[BEGIN Provided material]

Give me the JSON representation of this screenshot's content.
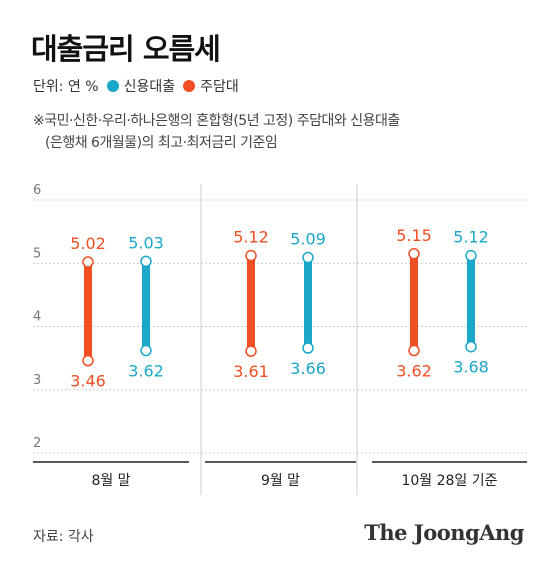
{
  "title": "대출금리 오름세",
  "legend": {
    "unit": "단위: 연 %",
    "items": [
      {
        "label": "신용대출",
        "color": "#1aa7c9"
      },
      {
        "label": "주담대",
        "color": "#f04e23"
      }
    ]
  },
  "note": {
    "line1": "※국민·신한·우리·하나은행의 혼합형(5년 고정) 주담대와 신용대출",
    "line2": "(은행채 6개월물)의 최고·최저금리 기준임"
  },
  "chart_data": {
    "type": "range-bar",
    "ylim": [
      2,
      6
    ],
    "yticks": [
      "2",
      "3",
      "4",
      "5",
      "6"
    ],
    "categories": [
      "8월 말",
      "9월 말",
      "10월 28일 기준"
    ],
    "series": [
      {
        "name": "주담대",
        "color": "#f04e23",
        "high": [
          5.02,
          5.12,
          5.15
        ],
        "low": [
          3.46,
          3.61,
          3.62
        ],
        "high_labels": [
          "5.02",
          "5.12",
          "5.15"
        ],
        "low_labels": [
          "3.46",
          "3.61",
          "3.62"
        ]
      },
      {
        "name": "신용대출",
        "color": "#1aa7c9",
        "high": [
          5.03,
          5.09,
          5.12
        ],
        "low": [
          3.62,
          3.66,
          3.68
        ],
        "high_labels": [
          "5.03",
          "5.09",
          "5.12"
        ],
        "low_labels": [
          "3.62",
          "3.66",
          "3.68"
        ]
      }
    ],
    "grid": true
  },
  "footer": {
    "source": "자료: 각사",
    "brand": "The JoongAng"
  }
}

[END Provided material]
[BEGIN Provided material]

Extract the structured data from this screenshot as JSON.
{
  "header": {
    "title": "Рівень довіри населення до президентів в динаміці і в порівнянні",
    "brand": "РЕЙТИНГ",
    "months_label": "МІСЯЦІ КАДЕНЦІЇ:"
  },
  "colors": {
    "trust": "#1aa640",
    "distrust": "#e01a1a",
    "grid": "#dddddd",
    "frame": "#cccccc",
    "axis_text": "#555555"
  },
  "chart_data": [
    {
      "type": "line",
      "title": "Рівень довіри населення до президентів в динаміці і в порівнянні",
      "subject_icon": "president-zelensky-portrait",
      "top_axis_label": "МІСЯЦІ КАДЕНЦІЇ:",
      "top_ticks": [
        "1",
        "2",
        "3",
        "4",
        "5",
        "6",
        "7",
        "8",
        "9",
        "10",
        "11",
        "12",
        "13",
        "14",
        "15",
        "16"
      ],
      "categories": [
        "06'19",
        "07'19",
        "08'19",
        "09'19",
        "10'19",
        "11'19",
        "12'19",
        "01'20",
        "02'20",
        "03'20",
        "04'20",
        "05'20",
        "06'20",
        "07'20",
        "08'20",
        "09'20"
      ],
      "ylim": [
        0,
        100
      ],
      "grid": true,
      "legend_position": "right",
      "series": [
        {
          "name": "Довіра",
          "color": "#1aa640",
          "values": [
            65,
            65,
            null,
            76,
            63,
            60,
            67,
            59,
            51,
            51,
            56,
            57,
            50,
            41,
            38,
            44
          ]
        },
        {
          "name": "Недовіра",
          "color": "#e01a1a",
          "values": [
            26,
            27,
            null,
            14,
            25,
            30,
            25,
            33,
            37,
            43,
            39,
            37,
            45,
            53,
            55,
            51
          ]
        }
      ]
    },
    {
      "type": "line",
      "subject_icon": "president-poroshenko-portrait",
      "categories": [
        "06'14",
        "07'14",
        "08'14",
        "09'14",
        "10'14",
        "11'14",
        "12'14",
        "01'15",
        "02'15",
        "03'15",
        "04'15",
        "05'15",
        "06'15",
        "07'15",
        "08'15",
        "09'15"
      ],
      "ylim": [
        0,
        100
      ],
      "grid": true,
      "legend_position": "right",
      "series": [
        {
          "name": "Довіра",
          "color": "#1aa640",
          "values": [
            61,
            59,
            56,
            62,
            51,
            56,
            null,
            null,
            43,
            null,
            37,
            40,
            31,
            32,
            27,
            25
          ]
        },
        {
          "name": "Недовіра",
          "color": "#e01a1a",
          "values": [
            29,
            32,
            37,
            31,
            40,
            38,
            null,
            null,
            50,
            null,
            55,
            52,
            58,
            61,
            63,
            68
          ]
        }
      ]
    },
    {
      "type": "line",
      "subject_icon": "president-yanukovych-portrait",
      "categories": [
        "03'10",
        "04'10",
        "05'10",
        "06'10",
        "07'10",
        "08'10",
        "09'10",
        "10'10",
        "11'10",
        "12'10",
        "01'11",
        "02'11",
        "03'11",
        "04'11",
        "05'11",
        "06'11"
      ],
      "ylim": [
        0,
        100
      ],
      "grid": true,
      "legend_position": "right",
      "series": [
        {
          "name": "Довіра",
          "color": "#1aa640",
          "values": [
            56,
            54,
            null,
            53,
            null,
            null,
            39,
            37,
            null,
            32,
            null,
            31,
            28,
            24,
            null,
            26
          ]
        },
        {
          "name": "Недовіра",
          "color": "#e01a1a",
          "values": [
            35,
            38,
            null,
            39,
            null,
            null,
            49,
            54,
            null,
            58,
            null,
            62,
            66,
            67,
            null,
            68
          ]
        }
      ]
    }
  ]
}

[END Provided material]

Indicate how many lines of the material contain the string "Рівень", giving the number and nothing more.

■ Response below
2